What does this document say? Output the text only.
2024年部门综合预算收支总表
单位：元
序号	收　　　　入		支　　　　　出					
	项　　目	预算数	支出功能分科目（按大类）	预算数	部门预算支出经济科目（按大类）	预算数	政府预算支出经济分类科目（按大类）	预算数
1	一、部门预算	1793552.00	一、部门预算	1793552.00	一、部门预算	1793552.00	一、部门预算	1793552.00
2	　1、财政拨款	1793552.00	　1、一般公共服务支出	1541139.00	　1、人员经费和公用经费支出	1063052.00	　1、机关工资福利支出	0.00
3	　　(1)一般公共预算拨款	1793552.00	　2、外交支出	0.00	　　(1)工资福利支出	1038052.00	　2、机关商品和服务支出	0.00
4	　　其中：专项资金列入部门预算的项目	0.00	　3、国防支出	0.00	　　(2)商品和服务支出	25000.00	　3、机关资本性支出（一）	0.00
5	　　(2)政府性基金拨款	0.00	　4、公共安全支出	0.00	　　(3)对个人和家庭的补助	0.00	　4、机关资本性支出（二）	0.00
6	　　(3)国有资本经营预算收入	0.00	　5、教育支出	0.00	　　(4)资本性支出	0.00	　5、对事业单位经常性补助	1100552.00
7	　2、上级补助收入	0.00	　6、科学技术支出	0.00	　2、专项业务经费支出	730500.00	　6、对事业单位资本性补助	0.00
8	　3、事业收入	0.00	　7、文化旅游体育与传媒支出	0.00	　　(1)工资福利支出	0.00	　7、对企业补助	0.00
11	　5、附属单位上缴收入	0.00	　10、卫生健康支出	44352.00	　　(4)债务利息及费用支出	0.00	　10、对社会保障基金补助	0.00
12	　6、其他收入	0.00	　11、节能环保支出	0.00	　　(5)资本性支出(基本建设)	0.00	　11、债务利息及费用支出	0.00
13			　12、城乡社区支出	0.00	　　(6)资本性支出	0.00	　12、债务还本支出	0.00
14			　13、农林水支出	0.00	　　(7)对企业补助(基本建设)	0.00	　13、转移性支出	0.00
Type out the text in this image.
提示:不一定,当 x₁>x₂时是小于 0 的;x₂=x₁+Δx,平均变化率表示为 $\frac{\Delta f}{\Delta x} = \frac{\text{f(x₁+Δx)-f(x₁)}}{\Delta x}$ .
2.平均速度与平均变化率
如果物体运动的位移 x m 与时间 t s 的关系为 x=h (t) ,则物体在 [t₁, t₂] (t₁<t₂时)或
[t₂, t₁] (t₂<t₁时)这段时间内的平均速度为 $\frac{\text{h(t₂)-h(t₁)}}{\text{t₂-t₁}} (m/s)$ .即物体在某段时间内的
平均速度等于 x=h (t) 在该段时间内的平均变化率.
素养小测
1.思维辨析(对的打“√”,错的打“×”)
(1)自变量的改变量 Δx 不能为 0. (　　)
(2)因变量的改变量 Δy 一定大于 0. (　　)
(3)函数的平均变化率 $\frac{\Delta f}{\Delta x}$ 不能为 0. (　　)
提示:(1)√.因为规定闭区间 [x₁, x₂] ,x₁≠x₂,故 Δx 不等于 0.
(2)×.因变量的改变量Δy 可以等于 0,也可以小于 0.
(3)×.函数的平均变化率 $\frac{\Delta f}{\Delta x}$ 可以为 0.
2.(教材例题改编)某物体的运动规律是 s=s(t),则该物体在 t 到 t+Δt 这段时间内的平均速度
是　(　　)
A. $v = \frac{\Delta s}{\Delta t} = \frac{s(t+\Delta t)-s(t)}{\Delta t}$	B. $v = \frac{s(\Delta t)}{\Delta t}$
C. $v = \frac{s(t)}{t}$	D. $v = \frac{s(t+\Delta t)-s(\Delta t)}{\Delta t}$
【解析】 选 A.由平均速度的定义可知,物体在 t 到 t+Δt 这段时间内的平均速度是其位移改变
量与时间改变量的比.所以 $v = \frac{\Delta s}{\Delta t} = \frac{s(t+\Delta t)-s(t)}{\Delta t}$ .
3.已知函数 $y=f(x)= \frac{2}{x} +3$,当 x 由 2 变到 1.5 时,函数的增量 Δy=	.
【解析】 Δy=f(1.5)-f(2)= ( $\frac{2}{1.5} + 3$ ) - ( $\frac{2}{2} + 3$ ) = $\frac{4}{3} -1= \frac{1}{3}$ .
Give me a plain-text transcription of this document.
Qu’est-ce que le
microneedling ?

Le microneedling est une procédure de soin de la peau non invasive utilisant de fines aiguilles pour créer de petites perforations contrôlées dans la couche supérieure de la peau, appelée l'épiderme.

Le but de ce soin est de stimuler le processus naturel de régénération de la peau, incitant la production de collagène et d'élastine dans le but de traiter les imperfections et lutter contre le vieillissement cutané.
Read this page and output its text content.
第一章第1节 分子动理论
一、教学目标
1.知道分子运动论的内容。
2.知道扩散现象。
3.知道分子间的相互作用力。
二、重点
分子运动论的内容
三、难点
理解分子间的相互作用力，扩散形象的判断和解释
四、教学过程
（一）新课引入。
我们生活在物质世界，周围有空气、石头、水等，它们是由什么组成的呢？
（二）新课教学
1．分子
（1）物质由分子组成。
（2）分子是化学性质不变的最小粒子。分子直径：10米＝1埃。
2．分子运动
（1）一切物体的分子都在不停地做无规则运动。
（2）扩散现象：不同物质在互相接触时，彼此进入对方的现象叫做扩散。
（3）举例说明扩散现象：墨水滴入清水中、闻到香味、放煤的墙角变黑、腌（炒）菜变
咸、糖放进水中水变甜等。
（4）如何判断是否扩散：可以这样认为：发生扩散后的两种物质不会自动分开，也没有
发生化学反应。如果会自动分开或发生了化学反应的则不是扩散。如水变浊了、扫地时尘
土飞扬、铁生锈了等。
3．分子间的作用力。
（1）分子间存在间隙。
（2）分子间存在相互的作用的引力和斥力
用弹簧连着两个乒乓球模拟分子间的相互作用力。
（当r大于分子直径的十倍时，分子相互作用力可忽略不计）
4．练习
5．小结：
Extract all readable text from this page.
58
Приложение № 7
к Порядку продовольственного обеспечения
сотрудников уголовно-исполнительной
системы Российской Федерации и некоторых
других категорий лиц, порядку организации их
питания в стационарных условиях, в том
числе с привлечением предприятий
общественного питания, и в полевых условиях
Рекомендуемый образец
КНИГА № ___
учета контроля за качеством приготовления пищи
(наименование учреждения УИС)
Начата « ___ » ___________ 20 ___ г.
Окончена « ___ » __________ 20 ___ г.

::::::::

● **REQUIRED TASK**
Filter the entries down to the lines with the word "text" in them.

● **ANSWER TO THE EXERCISE**
What does this document say? Output the text only.
Type out the text in this image.
提示:不一定,当 x₁>x₂时是小于 0 的;x₂=x₁+Δx,平均变化率表示为 $\frac{\Delta f}{\Delta x} = \frac{\text{f(x₁+Δx)-f(x₁)}}{\Delta x}$ .
[t₂, t₁] (t₂<t₁时)这段时间内的平均速度为 $\frac{\text{h(t₂)-h(t₁)}}{\text{t₂-t₁}} (m/s)$ .即物体在某段时间内的
Give me a plain-text transcription of this document.
Read this page and output its text content.
Extract all readable text from this page.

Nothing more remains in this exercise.